Problem description: Reproduce the records below exactly as they appear.
** START OF Supplied data **
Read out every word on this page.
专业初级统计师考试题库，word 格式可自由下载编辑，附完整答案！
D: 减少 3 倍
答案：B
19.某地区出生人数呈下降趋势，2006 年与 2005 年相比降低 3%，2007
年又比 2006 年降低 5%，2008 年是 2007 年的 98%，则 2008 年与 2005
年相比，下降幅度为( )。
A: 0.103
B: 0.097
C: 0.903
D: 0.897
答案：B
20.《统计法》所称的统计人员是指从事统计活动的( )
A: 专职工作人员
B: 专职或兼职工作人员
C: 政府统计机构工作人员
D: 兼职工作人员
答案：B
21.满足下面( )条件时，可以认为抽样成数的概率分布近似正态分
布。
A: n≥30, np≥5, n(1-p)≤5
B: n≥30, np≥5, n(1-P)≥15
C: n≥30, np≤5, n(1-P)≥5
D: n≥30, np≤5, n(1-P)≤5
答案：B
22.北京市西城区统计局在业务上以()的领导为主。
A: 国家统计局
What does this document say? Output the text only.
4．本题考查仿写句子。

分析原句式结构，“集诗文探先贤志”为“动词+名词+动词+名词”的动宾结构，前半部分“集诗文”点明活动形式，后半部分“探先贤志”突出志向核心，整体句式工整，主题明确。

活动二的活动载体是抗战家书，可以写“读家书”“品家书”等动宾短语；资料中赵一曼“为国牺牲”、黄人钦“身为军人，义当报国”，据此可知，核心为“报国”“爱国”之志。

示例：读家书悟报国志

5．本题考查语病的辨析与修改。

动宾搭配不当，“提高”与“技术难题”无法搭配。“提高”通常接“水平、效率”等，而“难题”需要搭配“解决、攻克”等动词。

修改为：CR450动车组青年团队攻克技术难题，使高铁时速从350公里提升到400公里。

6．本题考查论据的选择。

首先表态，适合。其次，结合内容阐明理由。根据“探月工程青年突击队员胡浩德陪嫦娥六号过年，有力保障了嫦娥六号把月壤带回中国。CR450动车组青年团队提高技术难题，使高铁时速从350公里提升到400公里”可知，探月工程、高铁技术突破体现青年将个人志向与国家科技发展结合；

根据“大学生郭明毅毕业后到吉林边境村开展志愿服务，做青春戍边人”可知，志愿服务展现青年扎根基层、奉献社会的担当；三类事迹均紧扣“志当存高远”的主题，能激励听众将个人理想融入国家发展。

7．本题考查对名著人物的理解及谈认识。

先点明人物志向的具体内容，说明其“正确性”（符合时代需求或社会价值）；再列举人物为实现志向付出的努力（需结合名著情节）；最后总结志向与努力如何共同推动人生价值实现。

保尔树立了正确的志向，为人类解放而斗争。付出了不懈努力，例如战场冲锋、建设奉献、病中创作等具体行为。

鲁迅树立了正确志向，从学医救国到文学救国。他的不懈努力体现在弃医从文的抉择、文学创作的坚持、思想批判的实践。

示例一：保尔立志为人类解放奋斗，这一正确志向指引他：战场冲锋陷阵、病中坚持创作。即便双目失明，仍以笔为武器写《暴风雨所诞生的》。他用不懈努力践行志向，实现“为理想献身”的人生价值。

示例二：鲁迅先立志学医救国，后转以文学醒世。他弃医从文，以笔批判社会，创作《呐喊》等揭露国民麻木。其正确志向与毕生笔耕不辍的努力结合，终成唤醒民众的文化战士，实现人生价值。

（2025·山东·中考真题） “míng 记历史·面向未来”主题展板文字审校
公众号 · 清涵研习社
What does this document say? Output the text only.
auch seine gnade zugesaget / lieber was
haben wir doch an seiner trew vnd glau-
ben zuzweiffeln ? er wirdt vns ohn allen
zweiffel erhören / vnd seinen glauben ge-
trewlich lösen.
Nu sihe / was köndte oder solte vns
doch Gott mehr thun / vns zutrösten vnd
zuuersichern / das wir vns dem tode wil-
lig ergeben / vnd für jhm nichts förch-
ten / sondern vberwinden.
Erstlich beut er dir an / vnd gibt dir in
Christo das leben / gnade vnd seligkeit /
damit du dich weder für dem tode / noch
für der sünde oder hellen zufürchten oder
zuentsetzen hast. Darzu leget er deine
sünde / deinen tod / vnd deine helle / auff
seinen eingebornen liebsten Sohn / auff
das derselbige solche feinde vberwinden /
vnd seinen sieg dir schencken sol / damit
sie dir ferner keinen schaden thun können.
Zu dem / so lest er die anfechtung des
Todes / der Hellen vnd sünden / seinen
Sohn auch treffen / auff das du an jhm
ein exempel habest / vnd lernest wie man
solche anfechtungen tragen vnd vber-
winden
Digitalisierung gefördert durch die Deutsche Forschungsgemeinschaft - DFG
** END OF Supplied data **
Response to this task:
Read out every word on this page.
专业初级统计师考试题库，word 格式可自由下载编辑，附完整答案！
D: 减少 3 倍
答案：B
19.某地区出生人数呈下降趋势，2006 年与 2005 年相比降低 3%，2007
年又比 2006 年降低 5%，2008 年是 2007 年的 98%，则 2008 年与 2005
年相比，下降幅度为( )。
A: 0.103
B: 0.097
C: 0.903
D: 0.897
答案：B
20.《统计法》所称的统计人员是指从事统计活动的( )
A: 专职工作人员
B: 专职或兼职工作人员
C: 政府统计机构工作人员
D: 兼职工作人员
答案：B
21.满足下面( )条件时，可以认为抽样成数的概率分布近似正态分
布。
A: n≥30, np≥5, n(1-p)≤5
B: n≥30, np≥5, n(1-P)≥15
C: n≥30, np≤5, n(1-P)≥5
D: n≥30, np≤5, n(1-P)≤5
答案：B
22.北京市西城区统计局在业务上以()的领导为主。
A: 国家统计局
What does this document say? Output the text only.
4．本题考查仿写句子。

分析原句式结构，“集诗文探先贤志”为“动词+名词+动词+名词”的动宾结构，前半部分“集诗文”点明活动形式，后半部分“探先贤志”突出志向核心，整体句式工整，主题明确。

活动二的活动载体是抗战家书，可以写“读家书”“品家书”等动宾短语；资料中赵一曼“为国牺牲”、黄人钦“身为军人，义当报国”，据此可知，核心为“报国”“爱国”之志。

示例：读家书悟报国志

5．本题考查语病的辨析与修改。

动宾搭配不当，“提高”与“技术难题”无法搭配。“提高”通常接“水平、效率”等，而“难题”需要搭配“解决、攻克”等动词。

修改为：CR450动车组青年团队攻克技术难题，使高铁时速从350公里提升到400公里。

6．本题考查论据的选择。

首先表态，适合。其次，结合内容阐明理由。根据“探月工程青年突击队员胡浩德陪嫦娥六号过年，有力保障了嫦娥六号把月壤带回中国。CR450动车组青年团队提高技术难题，使高铁时速从350公里提升到400公里”可知，探月工程、高铁技术突破体现青年将个人志向与国家科技发展结合；

根据“大学生郭明毅毕业后到吉林边境村开展志愿服务，做青春戍边人”可知，志愿服务展现青年扎根基层、奉献社会的担当；三类事迹均紧扣“志当存高远”的主题，能激励听众将个人理想融入国家发展。

7．本题考查对名著人物的理解及谈认识。

先点明人物志向的具体内容，说明其“正确性”（符合时代需求或社会价值）；再列举人物为实现志向付出的努力（需结合名著情节）；最后总结志向与努力如何共同推动人生价值实现。

保尔树立了正确的志向，为人类解放而斗争。付出了不懈努力，例如战场冲锋、建设奉献、病中创作等具体行为。

鲁迅树立了正确志向，从学医救国到文学救国。他的不懈努力体现在弃医从文的抉择、文学创作的坚持、思想批判的实践。

示例一：保尔立志为人类解放奋斗，这一正确志向指引他：战场冲锋陷阵、病中坚持创作。即便双目失明，仍以笔为武器写《暴风雨所诞生的》。他用不懈努力践行志向，实现“为理想献身”的人生价值。

示例二：鲁迅先立志学医救国，后转以文学醒世。他弃医从文，以笔批判社会，创作《呐喊》等揭露国民麻木。其正确志向与毕生笔耕不辍的努力结合，终成唤醒民众的文化战士，实现人生价值。

（2025·山东·中考真题） “míng 记历史·面向未来”主题展板文字审校
公众号 · 清涵研习社
What does this document say? Output the text only.
auch seine gnade zugesaget / lieber was
haben wir doch an seiner trew vnd glau-
ben zuzweiffeln ? er wirdt vns ohn allen
zweiffel erhören / vnd seinen glauben ge-
trewlich lösen.
Nu sihe / was köndte oder solte vns
doch Gott mehr thun / vns zutrösten vnd
zuuersichern / das wir vns dem tode wil-
lig ergeben / vnd für jhm nichts förch-
ten / sondern vberwinden.
Erstlich beut er dir an / vnd gibt dir in
Christo das leben / gnade vnd seligkeit /
damit du dich weder für dem tode / noch
für der sünde oder hellen zufürchten oder
zuentsetzen hast. Darzu leget er deine
sünde / deinen tod / vnd deine helle / auff
seinen eingebornen liebsten Sohn / auff
das derselbige solche feinde vberwinden /
vnd seinen sieg dir schencken sol / damit
sie dir ferner keinen schaden thun können.
Zu dem / so lest er die anfechtung des
Todes / der Hellen vnd sünden / seinen
Sohn auch treffen / auff das du an jhm
ein exempel habest / vnd lernest wie man
solche anfechtungen tragen vnd vber-
winden
Digitalisierung gefördert durch die Deutsche Forschungsgemeinschaft - DFG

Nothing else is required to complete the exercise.